◆ **Request**
Copy each line of the records that holds the string "image".

== Data records

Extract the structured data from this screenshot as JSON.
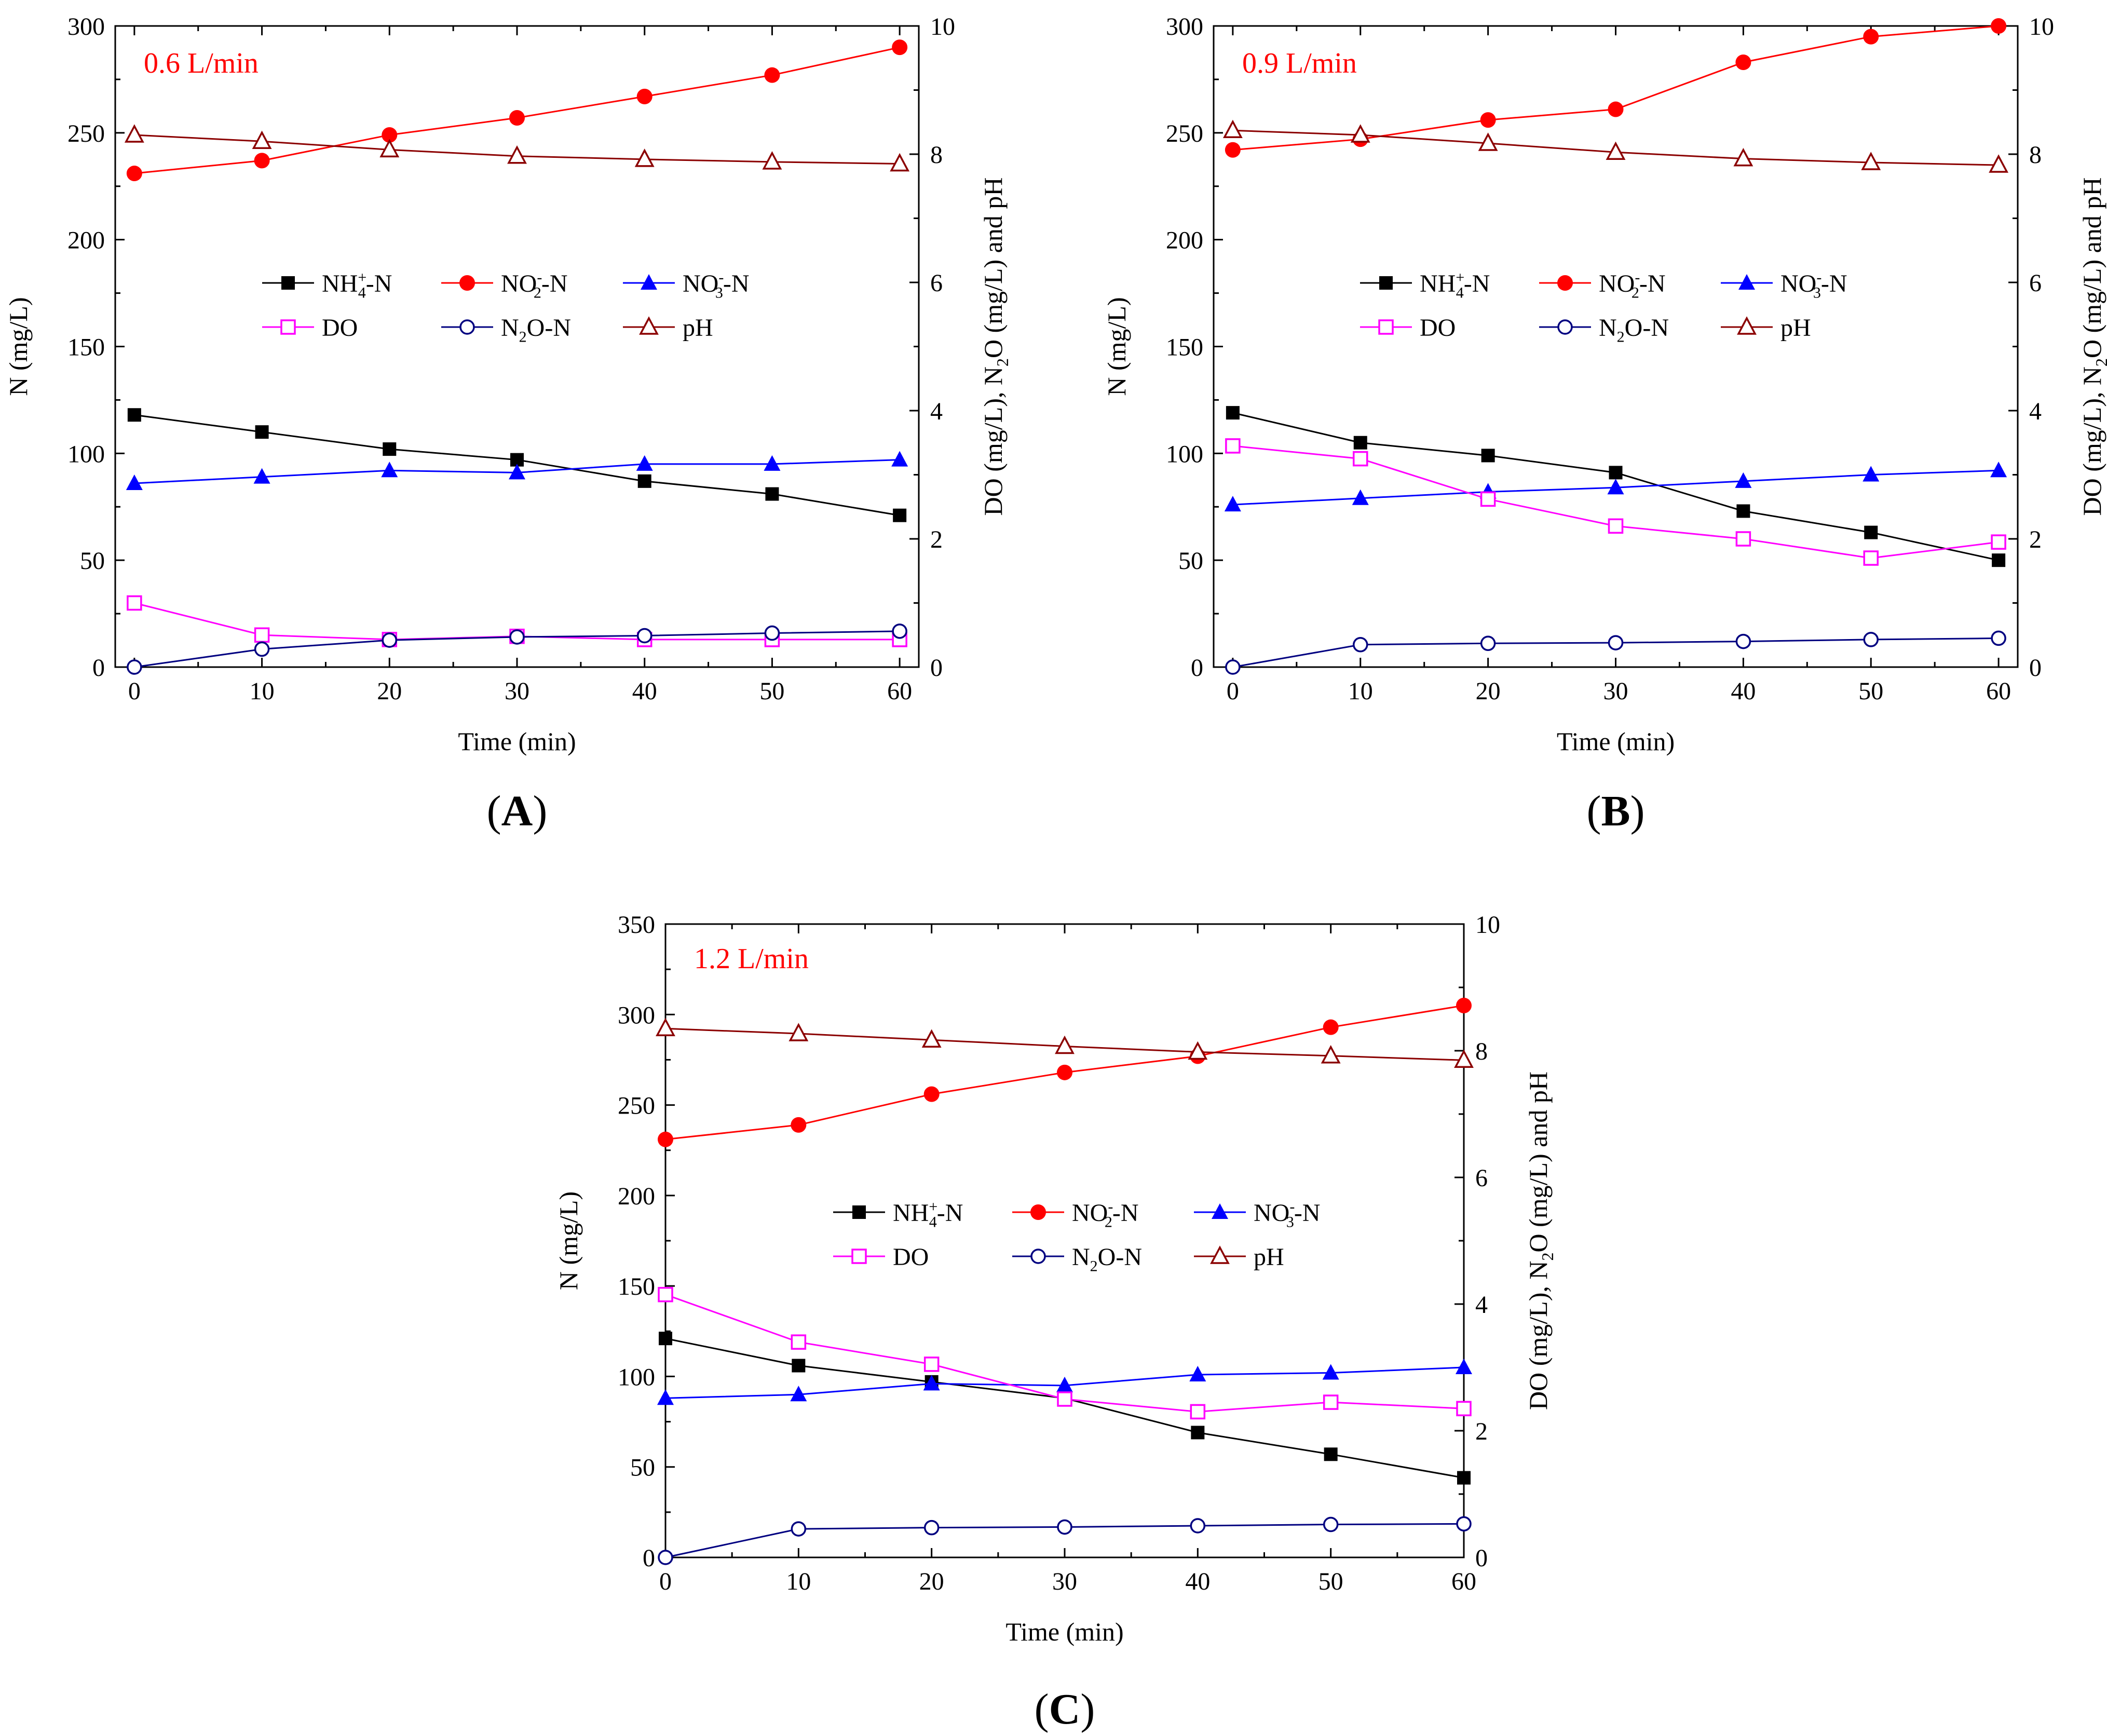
{
  "figure": {
    "x_label": "Time (min)",
    "y_left_label": "N (mg/L)",
    "y_right_label_parts": [
      "DO (mg/L), N",
      "2",
      "O (mg/L) and pH"
    ],
    "legend_labels": {
      "nh4": [
        "NH",
        "4",
        "+",
        "-N"
      ],
      "no2": [
        "NO",
        "2",
        "-",
        "-N"
      ],
      "no3": [
        "NO",
        "3",
        "-",
        "-N"
      ],
      "do": "DO",
      "n2o": [
        "N",
        "2",
        "O-N"
      ],
      "ph": "pH"
    },
    "series_colors": {
      "nh4": "#000000",
      "no2": "#ff0000",
      "no3": "#0000ff",
      "do": "#ff00ff",
      "n2o": "#000080",
      "ph": "#8b0000"
    },
    "annotation_color": "#ff0000"
  },
  "chart_data": [
    {
      "type": "line",
      "panel_label": "(A)",
      "panel_label_parts": [
        "(",
        "A",
        ")"
      ],
      "annotation": "0.6 L/min",
      "xlabel": "Time (min)",
      "ylabel_left": "N (mg/L)",
      "ylabel_right": "DO (mg/L), N2O (mg/L) and pH",
      "x": [
        0,
        10,
        20,
        30,
        40,
        50,
        60
      ],
      "x_ticks": [
        "0",
        "10",
        "20",
        "30",
        "40",
        "50",
        "60"
      ],
      "xlim": [
        -1.5,
        61.5
      ],
      "ylim_left": [
        0,
        300
      ],
      "ylim_right": [
        0,
        10
      ],
      "y_left_ticks": [
        "0",
        "50",
        "100",
        "150",
        "200",
        "250",
        "300"
      ],
      "y_right_ticks": [
        "0",
        "2",
        "4",
        "6",
        "8",
        "10"
      ],
      "series": [
        {
          "key": "nh4",
          "name": "NH4+-N",
          "axis": "left",
          "values": [
            118,
            110,
            102,
            97,
            87,
            81,
            71
          ]
        },
        {
          "key": "no2",
          "name": "NO2--N",
          "axis": "left",
          "values": [
            231,
            237,
            249,
            257,
            267,
            277,
            290
          ]
        },
        {
          "key": "no3",
          "name": "NO3--N",
          "axis": "left",
          "values": [
            86,
            89,
            92,
            91,
            95,
            95,
            97
          ]
        },
        {
          "key": "do",
          "name": "DO",
          "axis": "right",
          "values": [
            1.0,
            0.5,
            0.43,
            0.48,
            0.43,
            0.43,
            0.43
          ]
        },
        {
          "key": "n2o",
          "name": "N2O-N",
          "axis": "right",
          "values": [
            0.0,
            0.28,
            0.42,
            0.47,
            0.49,
            0.53,
            0.56
          ]
        },
        {
          "key": "ph",
          "name": "pH",
          "axis": "right",
          "values": [
            8.3,
            8.2,
            8.07,
            7.97,
            7.92,
            7.88,
            7.85
          ]
        }
      ]
    },
    {
      "type": "line",
      "panel_label": "(B)",
      "panel_label_parts": [
        "(",
        "B",
        ")"
      ],
      "annotation": "0.9 L/min",
      "xlabel": "Time (min)",
      "ylabel_left": "N (mg/L)",
      "ylabel_right": "DO (mg/L), N2O (mg/L) and pH",
      "x": [
        0,
        10,
        20,
        30,
        40,
        50,
        60
      ],
      "x_ticks": [
        "0",
        "10",
        "20",
        "30",
        "40",
        "50",
        "60"
      ],
      "xlim": [
        -1.5,
        61.5
      ],
      "ylim_left": [
        0,
        300
      ],
      "ylim_right": [
        0,
        10
      ],
      "y_left_ticks": [
        "0",
        "50",
        "100",
        "150",
        "200",
        "250",
        "300"
      ],
      "y_right_ticks": [
        "0",
        "2",
        "4",
        "6",
        "8",
        "10"
      ],
      "series": [
        {
          "key": "nh4",
          "name": "NH4+-N",
          "axis": "left",
          "values": [
            119,
            105,
            99,
            91,
            73,
            63,
            50
          ]
        },
        {
          "key": "no2",
          "name": "NO2--N",
          "axis": "left",
          "values": [
            242,
            247,
            256,
            261,
            283,
            295,
            300
          ]
        },
        {
          "key": "no3",
          "name": "NO3--N",
          "axis": "left",
          "values": [
            76,
            79,
            82,
            84,
            87,
            90,
            92
          ]
        },
        {
          "key": "do",
          "name": "DO",
          "axis": "right",
          "values": [
            3.45,
            3.25,
            2.62,
            2.2,
            2.0,
            1.7,
            1.95
          ]
        },
        {
          "key": "n2o",
          "name": "N2O-N",
          "axis": "right",
          "values": [
            0.0,
            0.35,
            0.37,
            0.38,
            0.4,
            0.43,
            0.45
          ]
        },
        {
          "key": "ph",
          "name": "pH",
          "axis": "right",
          "values": [
            8.37,
            8.3,
            8.17,
            8.03,
            7.93,
            7.87,
            7.83
          ]
        }
      ]
    },
    {
      "type": "line",
      "panel_label": "(C)",
      "panel_label_parts": [
        "(",
        "C",
        ")"
      ],
      "annotation": "1.2 L/min",
      "xlabel": "Time (min)",
      "ylabel_left": "N (mg/L)",
      "ylabel_right": "DO (mg/L), N2O (mg/L) and pH",
      "x": [
        0,
        10,
        20,
        30,
        40,
        50,
        60
      ],
      "x_ticks": [
        "0",
        "10",
        "20",
        "30",
        "40",
        "50",
        "60"
      ],
      "xlim": [
        0,
        60
      ],
      "ylim_left": [
        0,
        350
      ],
      "ylim_right": [
        0,
        10
      ],
      "y_left_ticks": [
        "0",
        "50",
        "100",
        "150",
        "200",
        "250",
        "300",
        "350"
      ],
      "y_right_ticks": [
        "0",
        "2",
        "4",
        "6",
        "8",
        "10"
      ],
      "series": [
        {
          "key": "nh4",
          "name": "NH4+-N",
          "axis": "left",
          "values": [
            121,
            106,
            97,
            88,
            69,
            57,
            44
          ]
        },
        {
          "key": "no2",
          "name": "NO2--N",
          "axis": "left",
          "values": [
            231,
            239,
            256,
            268,
            277,
            293,
            305
          ]
        },
        {
          "key": "no3",
          "name": "NO3--N",
          "axis": "left",
          "values": [
            88,
            90,
            96,
            95,
            101,
            102,
            105
          ]
        },
        {
          "key": "do",
          "name": "DO",
          "axis": "right",
          "values": [
            4.15,
            3.4,
            3.05,
            2.5,
            2.3,
            2.45,
            2.35
          ]
        },
        {
          "key": "n2o",
          "name": "N2O-N",
          "axis": "right",
          "values": [
            0.0,
            0.45,
            0.47,
            0.48,
            0.5,
            0.52,
            0.53
          ]
        },
        {
          "key": "ph",
          "name": "pH",
          "axis": "right",
          "values": [
            8.35,
            8.27,
            8.17,
            8.07,
            7.98,
            7.92,
            7.85
          ]
        }
      ]
    }
  ]
}
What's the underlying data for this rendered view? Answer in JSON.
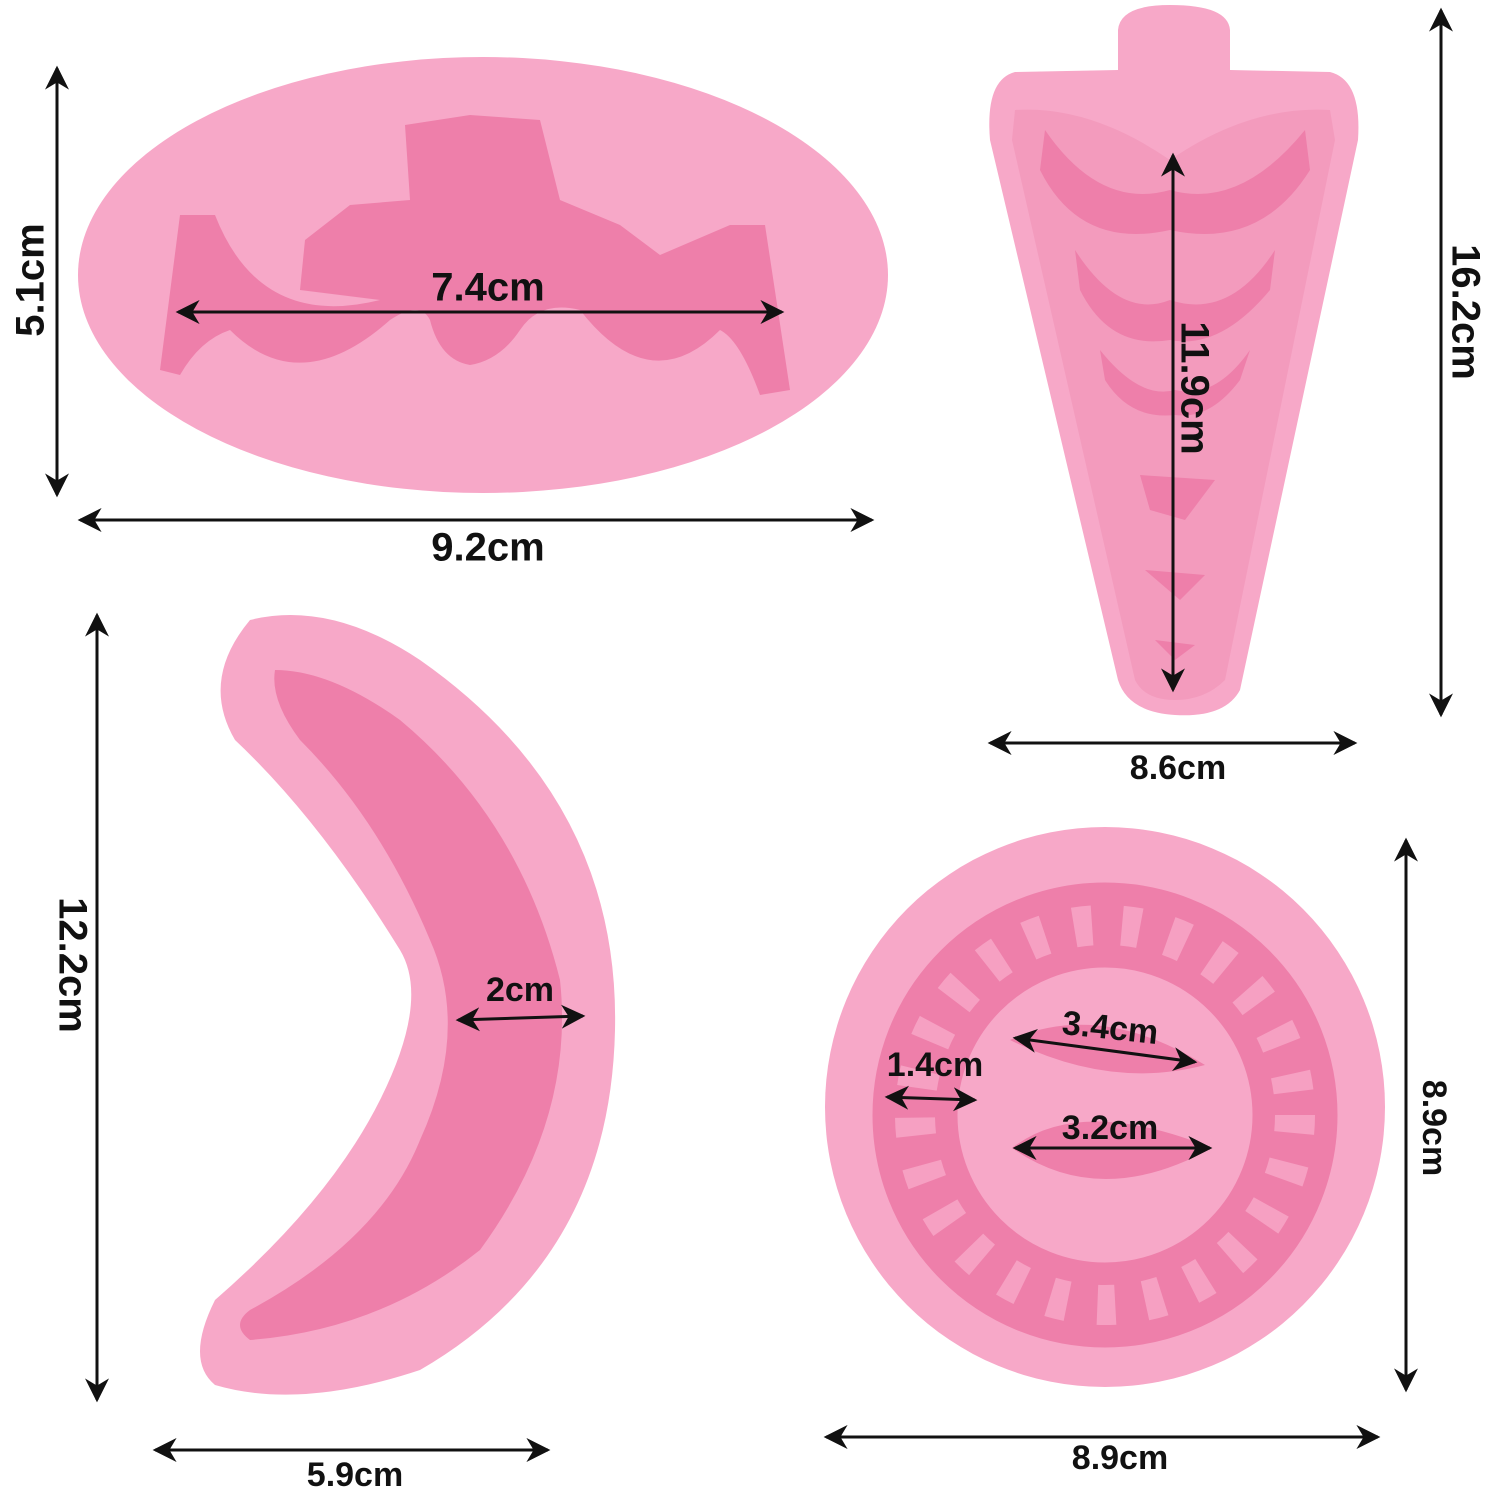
{
  "molds": [
    {
      "width": "9.2cm",
      "height": "5.1cm",
      "inner": [
        "7.4cm"
      ]
    },
    {
      "width": "8.6cm",
      "height": "16.2cm",
      "inner": [
        "11.9cm"
      ]
    },
    {
      "width": "5.9cm",
      "height": "12.2cm",
      "inner": [
        "2cm"
      ]
    },
    {
      "width": "8.9cm",
      "height": "8.9cm",
      "inner": [
        "3.4cm",
        "3.2cm",
        "1.4cm"
      ]
    }
  ]
}
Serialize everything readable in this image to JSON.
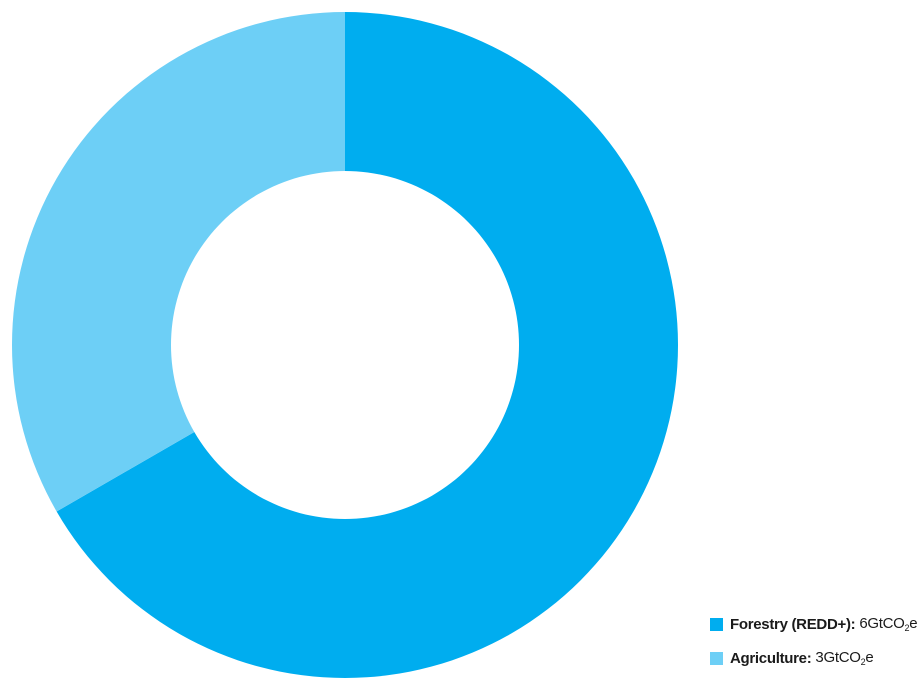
{
  "chart_data": {
    "type": "pie",
    "variant": "donut",
    "series": [
      {
        "name": "Forestry (REDD+)",
        "value": 6,
        "value_text": "6GtCO",
        "unit_subscript": "2",
        "unit_suffix": "e",
        "color": "#00adef"
      },
      {
        "name": "Agriculture",
        "value": 3,
        "value_text": "3GtCO",
        "unit_subscript": "2",
        "unit_suffix": "e",
        "color": "#6dcff6"
      }
    ],
    "legend_position": "bottom-right"
  }
}
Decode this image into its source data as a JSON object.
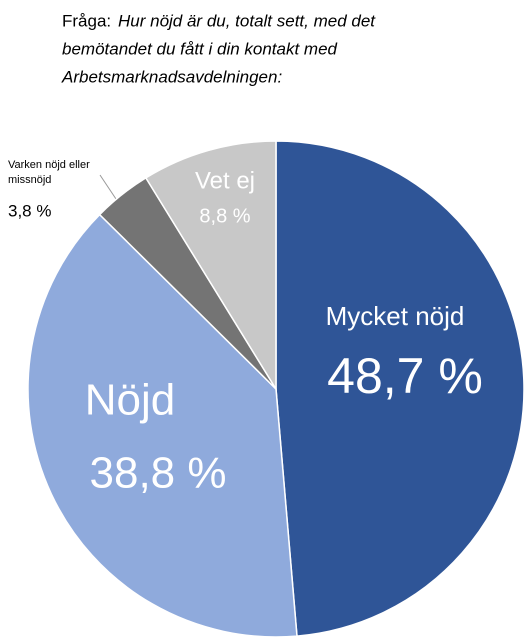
{
  "chart_data": {
    "type": "pie",
    "question_label": "Fråga:",
    "title": [
      "Hur nöjd är du, totalt sett, med det",
      "bemötandet du fått i din kontakt med",
      "Arbetsmarknadsavdelningen:"
    ],
    "categories": [
      "Mycket nöjd",
      "Nöjd",
      "Varken nöjd eller missnöjd",
      "Vet ej"
    ],
    "values": [
      48.7,
      38.8,
      3.8,
      8.8
    ],
    "value_labels": [
      "48,7 %",
      "38,8 %",
      "3,8 %",
      "8,8 %"
    ],
    "colors": [
      "#2f5597",
      "#8faadc",
      "#747474",
      "#c8c8c8"
    ]
  }
}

====

◆ **Final result**
Serialize everything readable in this image to JSON.
Decode this image into its source data as a JSON object.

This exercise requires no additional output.